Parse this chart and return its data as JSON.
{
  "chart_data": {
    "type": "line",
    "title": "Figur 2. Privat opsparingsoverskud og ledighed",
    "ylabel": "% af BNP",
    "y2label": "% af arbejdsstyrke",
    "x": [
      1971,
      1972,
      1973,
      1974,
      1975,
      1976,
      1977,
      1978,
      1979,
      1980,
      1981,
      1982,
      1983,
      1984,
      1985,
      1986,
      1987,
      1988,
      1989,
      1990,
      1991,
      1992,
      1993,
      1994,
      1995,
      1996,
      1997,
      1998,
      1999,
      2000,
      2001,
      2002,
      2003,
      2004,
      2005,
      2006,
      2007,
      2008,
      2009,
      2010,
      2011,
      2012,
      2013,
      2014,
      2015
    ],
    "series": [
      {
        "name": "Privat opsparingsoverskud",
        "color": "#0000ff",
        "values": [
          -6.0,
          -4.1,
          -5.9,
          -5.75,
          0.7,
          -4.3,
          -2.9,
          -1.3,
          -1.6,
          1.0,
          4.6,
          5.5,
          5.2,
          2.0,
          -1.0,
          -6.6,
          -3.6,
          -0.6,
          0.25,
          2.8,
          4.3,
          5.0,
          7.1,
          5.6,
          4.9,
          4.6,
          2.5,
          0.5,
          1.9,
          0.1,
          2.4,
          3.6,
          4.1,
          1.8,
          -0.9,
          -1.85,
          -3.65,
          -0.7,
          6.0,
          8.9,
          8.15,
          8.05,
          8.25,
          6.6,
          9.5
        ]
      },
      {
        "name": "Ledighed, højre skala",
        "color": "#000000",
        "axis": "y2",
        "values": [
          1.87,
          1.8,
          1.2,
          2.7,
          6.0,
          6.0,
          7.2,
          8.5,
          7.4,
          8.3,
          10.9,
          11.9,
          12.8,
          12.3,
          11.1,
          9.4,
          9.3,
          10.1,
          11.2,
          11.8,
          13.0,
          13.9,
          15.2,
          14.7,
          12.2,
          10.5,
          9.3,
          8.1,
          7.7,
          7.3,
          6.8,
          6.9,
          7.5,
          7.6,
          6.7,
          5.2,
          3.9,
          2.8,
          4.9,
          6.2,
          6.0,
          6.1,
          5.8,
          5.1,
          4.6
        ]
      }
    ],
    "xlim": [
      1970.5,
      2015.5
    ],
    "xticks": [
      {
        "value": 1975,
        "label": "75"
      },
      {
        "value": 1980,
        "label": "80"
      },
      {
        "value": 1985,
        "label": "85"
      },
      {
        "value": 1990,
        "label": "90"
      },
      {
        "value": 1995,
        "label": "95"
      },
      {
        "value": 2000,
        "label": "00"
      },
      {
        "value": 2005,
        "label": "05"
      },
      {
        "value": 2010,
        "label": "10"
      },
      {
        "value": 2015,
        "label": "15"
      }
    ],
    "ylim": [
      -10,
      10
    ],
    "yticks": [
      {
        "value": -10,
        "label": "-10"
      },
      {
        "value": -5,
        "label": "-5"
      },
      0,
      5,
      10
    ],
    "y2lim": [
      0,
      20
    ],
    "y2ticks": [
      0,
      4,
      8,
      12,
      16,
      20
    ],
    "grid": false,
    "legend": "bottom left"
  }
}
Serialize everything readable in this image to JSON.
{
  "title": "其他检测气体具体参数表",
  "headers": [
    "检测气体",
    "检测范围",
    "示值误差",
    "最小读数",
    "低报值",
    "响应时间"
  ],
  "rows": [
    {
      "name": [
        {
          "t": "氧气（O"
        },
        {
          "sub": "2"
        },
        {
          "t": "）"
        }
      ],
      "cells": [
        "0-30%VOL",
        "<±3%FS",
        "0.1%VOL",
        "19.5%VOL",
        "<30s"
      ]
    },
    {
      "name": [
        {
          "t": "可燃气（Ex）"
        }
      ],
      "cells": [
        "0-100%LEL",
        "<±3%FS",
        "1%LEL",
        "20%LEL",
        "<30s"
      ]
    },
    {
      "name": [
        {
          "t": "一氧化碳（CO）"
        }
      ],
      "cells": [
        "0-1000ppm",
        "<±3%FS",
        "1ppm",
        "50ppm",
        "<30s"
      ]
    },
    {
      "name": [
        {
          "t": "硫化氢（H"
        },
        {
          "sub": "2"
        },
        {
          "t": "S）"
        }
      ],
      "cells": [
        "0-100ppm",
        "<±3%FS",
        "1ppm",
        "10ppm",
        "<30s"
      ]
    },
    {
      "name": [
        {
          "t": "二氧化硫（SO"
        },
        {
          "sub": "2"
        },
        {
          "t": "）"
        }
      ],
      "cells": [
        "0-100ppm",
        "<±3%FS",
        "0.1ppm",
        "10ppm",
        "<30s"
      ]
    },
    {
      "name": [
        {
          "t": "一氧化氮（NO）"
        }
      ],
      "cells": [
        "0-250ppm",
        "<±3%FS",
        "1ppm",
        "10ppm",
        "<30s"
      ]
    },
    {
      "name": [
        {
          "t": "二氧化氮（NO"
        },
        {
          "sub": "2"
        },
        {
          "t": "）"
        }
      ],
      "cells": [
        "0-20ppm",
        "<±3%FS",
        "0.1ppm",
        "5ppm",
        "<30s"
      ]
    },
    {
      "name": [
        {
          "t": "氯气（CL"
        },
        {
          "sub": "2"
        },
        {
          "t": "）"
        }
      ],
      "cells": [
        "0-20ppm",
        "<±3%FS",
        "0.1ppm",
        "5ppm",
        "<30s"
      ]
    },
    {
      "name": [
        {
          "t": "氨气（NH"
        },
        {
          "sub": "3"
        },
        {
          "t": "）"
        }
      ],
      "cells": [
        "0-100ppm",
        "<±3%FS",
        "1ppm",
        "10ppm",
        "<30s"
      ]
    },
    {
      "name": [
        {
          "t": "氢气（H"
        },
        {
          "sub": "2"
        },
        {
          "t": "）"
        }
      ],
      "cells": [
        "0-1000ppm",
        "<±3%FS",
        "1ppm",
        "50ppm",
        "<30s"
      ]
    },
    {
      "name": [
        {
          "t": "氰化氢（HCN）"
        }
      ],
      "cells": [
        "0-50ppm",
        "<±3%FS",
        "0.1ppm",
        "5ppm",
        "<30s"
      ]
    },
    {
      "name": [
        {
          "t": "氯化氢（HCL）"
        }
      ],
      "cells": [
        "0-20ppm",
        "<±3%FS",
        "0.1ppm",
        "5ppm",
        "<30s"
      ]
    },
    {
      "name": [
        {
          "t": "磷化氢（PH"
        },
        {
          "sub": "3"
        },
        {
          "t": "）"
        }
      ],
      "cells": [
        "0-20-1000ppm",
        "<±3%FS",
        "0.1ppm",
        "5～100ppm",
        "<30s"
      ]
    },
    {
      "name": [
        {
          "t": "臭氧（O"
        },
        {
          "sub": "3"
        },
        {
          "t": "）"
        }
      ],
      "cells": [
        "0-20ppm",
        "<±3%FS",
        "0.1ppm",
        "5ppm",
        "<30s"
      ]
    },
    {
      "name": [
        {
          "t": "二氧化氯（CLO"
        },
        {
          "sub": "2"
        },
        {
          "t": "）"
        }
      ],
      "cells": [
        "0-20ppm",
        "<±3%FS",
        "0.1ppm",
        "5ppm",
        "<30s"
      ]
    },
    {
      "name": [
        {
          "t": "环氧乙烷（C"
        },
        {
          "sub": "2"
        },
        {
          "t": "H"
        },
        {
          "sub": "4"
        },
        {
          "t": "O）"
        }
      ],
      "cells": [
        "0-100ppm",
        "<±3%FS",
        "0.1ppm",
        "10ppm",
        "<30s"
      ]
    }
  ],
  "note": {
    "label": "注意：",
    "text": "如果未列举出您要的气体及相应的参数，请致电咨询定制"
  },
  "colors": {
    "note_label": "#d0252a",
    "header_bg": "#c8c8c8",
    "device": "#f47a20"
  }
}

• Description of the task
Pull out every line holding "this" from the records above, and copy it.

• Correct answer
Parse this chart and return its data as JSON.
Serialize everything readable in this image to JSON.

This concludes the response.